▶ **AIM OF THE TASK**
Output all records precisely as written.

►

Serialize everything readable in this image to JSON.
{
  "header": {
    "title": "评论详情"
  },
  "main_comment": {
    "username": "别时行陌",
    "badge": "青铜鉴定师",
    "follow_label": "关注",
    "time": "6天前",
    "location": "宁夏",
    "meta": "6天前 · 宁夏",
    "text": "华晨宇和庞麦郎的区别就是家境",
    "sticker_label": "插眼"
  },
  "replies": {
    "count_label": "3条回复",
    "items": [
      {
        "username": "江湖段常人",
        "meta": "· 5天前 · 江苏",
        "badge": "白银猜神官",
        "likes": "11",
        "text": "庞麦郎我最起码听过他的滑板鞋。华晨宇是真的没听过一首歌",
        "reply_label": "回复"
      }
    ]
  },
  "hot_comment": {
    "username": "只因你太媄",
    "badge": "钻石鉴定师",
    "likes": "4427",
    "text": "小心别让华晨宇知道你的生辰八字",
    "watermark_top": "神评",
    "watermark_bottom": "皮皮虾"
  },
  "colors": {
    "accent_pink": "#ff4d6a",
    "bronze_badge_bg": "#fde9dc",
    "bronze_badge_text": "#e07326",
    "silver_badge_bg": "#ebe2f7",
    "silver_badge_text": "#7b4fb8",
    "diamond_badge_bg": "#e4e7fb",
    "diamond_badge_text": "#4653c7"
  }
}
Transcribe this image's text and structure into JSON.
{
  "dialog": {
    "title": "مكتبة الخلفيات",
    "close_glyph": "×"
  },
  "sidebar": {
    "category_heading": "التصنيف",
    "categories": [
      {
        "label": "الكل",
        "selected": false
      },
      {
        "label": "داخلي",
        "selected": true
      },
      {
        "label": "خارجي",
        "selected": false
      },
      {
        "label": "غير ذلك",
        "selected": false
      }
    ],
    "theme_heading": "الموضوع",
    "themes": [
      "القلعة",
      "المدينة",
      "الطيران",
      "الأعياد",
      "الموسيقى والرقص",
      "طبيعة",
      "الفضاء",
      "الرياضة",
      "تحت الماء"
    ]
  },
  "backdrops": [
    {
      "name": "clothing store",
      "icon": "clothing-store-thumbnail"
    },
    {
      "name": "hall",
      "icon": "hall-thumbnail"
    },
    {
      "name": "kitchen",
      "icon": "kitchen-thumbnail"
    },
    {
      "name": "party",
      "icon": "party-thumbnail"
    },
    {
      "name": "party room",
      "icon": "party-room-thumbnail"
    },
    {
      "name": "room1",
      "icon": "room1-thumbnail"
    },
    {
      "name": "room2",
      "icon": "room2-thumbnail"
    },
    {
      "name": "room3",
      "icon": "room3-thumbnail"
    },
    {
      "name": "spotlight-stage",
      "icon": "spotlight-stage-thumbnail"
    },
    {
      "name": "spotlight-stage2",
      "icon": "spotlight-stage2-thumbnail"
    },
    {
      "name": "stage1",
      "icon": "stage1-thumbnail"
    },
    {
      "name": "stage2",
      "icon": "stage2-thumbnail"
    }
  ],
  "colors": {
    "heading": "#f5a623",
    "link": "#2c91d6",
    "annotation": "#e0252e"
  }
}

◄

▶ **COMPLETE OUTPUT**
Serialize everything readable in this image to JSON.
{
  "header": {
    "title": "评论详情"
  },
  "main_comment": {
    "username": "别时行陌",
    "badge": "青铜鉴定师",
    "follow_label": "关注",
    "time": "6天前",
    "location": "宁夏",
    "meta": "6天前 · 宁夏",
    "text": "华晨宇和庞麦郎的区别就是家境",
    "sticker_label": "插眼"
  },
  "replies": {
    "count_label": "3条回复",
    "items": [
      {
        "username": "江湖段常人",
        "meta": "· 5天前 · 江苏",
        "badge": "白银猜神官",
        "likes": "11",
        "text": "庞麦郎我最起码听过他的滑板鞋。华晨宇是真的没听过一首歌",
        "reply_label": "回复"
      }
    ]
  },
  "hot_comment": {
    "username": "只因你太媄",
    "badge": "钻石鉴定师",
    "likes": "4427",
    "text": "小心别让华晨宇知道你的生辰八字",
    "watermark_top": "神评",
    "watermark_bottom": "皮皮虾"
  },
  "colors": {
    "accent_pink": "#ff4d6a",
    "bronze_badge_bg": "#fde9dc",
    "bronze_badge_text": "#e07326",
    "silver_badge_bg": "#ebe2f7",
    "silver_badge_text": "#7b4fb8",
    "diamond_badge_bg": "#e4e7fb",
    "diamond_badge_text": "#4653c7"
  }
}
Transcribe this image's text and structure into JSON.
{
  "dialog": {
    "title": "مكتبة الخلفيات",
    "close_glyph": "×"
  },
  "sidebar": {
    "category_heading": "التصنيف",
    "categories": [
      {
        "label": "الكل",
        "selected": false
      },
      {
        "label": "داخلي",
        "selected": true
      },
      {
        "label": "خارجي",
        "selected": false
      },
      {
        "label": "غير ذلك",
        "selected": false
      }
    ],
    "theme_heading": "الموضوع",
    "themes": [
      "القلعة",
      "المدينة",
      "الطيران",
      "الأعياد",
      "الموسيقى والرقص",
      "طبيعة",
      "الفضاء",
      "الرياضة",
      "تحت الماء"
    ]
  },
  "backdrops": [
    {
      "name": "clothing store",
      "icon": "clothing-store-thumbnail"
    },
    {
      "name": "hall",
      "icon": "hall-thumbnail"
    },
    {
      "name": "kitchen",
      "icon": "kitchen-thumbnail"
    },
    {
      "name": "party",
      "icon": "party-thumbnail"
    },
    {
      "name": "party room",
      "icon": "party-room-thumbnail"
    },
    {
      "name": "room1",
      "icon": "room1-thumbnail"
    },
    {
      "name": "room2",
      "icon": "room2-thumbnail"
    },
    {
      "name": "room3",
      "icon": "room3-thumbnail"
    },
    {
      "name": "spotlight-stage",
      "icon": "spotlight-stage-thumbnail"
    },
    {
      "name": "spotlight-stage2",
      "icon": "spotlight-stage2-thumbnail"
    },
    {
      "name": "stage1",
      "icon": "stage1-thumbnail"
    },
    {
      "name": "stage2",
      "icon": "stage2-thumbnail"
    }
  ],
  "colors": {
    "heading": "#f5a623",
    "link": "#2c91d6",
    "annotation": "#e0252e"
  }
}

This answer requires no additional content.